Short task> Copy each line below in which the word "YORK" occurs.

Dataset items:
---+---

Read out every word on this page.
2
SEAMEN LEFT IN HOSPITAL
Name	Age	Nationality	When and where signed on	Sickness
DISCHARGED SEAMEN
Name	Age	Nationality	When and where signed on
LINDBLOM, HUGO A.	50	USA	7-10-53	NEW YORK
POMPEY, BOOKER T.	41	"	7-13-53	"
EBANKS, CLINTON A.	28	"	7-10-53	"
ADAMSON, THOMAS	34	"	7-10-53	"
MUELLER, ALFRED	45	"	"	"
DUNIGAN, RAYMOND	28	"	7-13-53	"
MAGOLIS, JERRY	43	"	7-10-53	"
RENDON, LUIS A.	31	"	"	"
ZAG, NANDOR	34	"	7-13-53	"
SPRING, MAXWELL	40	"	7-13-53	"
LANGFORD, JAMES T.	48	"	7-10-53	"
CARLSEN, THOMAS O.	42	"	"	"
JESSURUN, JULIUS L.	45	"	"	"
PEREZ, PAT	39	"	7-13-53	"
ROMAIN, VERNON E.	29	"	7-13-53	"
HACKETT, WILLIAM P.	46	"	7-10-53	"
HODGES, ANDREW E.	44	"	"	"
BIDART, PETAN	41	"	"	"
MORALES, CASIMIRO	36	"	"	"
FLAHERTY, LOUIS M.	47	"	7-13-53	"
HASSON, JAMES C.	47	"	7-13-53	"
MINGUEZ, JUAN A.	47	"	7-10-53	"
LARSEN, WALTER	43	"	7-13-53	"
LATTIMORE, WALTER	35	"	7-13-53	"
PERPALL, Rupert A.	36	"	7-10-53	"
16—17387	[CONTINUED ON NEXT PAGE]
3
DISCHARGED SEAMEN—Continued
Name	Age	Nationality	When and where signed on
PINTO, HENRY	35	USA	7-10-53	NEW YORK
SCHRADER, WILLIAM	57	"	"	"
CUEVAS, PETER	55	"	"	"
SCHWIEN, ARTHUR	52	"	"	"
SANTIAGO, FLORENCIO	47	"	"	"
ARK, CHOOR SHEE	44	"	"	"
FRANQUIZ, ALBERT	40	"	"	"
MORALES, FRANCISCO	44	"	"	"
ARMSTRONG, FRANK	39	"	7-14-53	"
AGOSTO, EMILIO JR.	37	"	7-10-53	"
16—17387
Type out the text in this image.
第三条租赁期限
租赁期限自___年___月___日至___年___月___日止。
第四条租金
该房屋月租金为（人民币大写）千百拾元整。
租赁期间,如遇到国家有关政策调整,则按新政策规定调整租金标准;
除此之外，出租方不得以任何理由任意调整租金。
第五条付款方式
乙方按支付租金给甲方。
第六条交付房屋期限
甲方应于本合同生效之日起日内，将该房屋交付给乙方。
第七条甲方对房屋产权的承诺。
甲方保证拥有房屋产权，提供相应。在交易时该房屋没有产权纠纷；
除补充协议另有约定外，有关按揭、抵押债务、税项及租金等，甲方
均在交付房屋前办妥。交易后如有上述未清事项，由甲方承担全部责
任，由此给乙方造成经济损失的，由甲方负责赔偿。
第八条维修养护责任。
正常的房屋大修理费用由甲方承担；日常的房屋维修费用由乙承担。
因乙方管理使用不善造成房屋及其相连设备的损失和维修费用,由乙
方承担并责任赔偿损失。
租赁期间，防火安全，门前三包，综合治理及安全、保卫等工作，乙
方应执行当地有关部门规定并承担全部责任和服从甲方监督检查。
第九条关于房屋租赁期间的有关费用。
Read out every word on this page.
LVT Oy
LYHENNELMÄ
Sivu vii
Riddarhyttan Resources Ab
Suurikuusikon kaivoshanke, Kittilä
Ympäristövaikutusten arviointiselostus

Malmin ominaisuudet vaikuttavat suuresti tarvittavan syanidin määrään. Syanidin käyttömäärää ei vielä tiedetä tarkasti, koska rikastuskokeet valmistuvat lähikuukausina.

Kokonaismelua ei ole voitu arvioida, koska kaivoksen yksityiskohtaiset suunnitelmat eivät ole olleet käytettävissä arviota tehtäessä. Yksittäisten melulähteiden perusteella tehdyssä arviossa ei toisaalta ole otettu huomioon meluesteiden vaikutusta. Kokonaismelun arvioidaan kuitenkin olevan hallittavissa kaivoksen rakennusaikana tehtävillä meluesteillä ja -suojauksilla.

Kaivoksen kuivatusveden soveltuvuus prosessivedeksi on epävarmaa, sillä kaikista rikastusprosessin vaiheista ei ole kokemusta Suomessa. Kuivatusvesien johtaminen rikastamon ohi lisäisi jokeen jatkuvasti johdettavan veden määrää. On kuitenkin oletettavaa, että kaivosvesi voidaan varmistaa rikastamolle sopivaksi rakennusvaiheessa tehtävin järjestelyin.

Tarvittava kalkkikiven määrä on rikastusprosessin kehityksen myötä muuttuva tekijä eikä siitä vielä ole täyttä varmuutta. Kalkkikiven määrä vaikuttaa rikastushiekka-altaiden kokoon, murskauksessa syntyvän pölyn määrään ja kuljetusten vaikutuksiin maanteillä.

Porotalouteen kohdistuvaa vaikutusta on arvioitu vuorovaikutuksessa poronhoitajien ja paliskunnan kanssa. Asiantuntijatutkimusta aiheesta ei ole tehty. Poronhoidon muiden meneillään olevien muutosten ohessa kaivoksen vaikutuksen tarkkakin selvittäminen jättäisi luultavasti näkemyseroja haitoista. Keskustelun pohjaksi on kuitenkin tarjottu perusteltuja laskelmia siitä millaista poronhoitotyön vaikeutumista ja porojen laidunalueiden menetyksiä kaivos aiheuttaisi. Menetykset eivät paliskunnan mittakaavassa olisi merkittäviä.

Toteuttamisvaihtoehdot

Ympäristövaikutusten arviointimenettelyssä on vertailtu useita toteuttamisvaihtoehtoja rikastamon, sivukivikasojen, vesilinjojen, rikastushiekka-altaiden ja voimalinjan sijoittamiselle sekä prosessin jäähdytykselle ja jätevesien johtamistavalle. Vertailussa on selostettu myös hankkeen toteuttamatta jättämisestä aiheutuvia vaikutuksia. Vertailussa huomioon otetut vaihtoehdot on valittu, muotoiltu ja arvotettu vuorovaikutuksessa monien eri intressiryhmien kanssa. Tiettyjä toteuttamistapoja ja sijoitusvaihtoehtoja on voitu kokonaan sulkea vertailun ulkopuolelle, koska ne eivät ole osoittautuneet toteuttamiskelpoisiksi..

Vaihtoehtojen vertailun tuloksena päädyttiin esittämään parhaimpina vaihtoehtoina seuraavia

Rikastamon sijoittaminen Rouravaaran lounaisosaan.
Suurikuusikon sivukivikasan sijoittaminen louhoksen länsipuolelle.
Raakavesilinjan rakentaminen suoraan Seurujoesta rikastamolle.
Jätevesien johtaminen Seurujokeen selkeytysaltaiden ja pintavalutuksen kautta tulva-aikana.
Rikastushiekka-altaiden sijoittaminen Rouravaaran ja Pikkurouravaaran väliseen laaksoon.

---+---

Right answer>
LINDBLOM, HUGO A.	50	USA	7-10-53	NEW YORK
PINTO, HENRY	35	USA	7-10-53	NEW YORK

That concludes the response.